Stähelin Philipp · Ständerat · 2003-06-12
Stähelin Philipp · Ständerat · Thurgau · Christlichdemokratische Fraktion · 2003-06-12
Wortprotokoll
Wenn ich mir hier noch eine Frage erlauben darf: Ich habe die Papiere mit Interesse gelesen und auf der einen Seite festgestellt, dass der Bundesrat selbst auf die Konvention des Europarates hinweist, und zwar auf eine Konvention über transnationale Freiwilligendienste für Jugendliche, welche im März dieses Jahres offenbar vom Ministerkomitee des Europarates verabschiedet worden ist, und sich hier mindestens offen zeigt, die Ratifizierung zu prüfen. Auf der anderen Seite habe ich die Erwägungen der Kommission zur Kenntnis genommen, welche sich sehr klar in eine Richtung ausspricht, wonach die Europaratskonvention - hier ist der französische Text noch drin: - "sur la promotion d'un service volontaire transnational à long terme pour les jeunes" von der parlamentarischen Kommission des Europarates beschlossen worden ist und sie für die Schweiz nicht infrage kommt.
1. Ist die Konvention des Ministerkomitees identisch mit derjenigen der Parlamentarischen Versammlung? Ich gehe eigentlich davon aus, bin jetzt aber aufgrund dieser Antwort verunsichert. Wenn dem so ist, dann begreife ich eigentlich nicht ganz, weshalb die Kommission das hier so ablehnt. Ich erinnere daran, dass anlässlich meiner Interpellation zum gleichen Thema vor jetzt bereits zwei Jahren der Bundesrat erklärt hat, er sei bereit, hier die Ratifizierung einzuleiten.

» IHRE AUFGABE
Schreiben Sie aus dem Redebeitrag alles von „1. Ist die Konvention“ bis hinunter zu „die Ratifizierung einzuleiten.“ wortwörtlich ab.

» ANGEZEIGTE INFORMATIONEN
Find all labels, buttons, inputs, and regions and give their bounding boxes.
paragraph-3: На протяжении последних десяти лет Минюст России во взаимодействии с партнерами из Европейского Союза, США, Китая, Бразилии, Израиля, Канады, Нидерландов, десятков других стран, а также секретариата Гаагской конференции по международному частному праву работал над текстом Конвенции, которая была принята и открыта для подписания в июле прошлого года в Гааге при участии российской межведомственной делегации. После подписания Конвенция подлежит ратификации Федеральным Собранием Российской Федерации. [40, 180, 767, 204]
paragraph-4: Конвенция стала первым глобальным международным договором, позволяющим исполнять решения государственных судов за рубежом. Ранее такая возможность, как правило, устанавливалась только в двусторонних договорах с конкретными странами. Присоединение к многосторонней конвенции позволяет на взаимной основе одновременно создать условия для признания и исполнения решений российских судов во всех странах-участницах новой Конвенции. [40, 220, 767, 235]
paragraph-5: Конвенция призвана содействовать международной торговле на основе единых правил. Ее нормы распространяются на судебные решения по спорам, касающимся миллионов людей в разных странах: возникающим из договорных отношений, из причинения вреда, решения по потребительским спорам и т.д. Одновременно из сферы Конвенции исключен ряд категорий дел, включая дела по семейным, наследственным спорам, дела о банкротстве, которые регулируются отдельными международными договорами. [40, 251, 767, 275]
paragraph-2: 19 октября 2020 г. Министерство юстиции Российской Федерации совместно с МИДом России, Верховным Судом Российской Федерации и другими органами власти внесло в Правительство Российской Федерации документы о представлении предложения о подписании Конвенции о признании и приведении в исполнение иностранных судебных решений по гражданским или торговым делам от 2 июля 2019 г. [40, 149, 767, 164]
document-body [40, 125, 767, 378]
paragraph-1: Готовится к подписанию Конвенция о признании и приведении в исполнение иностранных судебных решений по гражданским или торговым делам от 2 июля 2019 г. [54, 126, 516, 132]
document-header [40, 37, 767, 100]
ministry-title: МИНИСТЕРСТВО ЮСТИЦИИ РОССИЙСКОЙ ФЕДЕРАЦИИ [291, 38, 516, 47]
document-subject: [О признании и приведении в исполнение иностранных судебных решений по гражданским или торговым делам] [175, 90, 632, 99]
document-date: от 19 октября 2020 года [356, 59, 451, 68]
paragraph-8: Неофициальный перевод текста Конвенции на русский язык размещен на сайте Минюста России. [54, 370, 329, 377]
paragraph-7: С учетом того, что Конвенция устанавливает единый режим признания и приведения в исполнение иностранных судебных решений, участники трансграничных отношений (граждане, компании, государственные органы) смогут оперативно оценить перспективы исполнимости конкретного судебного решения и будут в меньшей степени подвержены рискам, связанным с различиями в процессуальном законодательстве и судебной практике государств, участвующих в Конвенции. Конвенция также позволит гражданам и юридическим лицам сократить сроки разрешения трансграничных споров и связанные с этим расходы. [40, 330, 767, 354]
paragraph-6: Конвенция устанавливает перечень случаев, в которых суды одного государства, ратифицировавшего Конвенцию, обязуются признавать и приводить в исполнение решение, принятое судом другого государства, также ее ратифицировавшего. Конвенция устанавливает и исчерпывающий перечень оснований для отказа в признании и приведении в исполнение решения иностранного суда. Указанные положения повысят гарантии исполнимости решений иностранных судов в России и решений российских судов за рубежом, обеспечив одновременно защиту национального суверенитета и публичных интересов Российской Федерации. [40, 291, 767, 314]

» ANTWORT
1. Ist die Konvention des Ministerkomitees identisch mit derjenigen der Parlamentarischen Versammlung? Ich gehe eigentlich davon aus, bin jetzt aber aufgrund dieser Antwort verunsichert. Wenn dem so ist, dann begreife ich eigentlich nicht ganz, weshalb die Kommission das hier so ablehnt. Ich erinnere daran, dass anlässlich meiner Interpellation zum gleichen Thema vor jetzt bereits zwei Jahren der Bundesrat erklärt hat, er sei bereit, hier die Ratifizierung einzuleiten.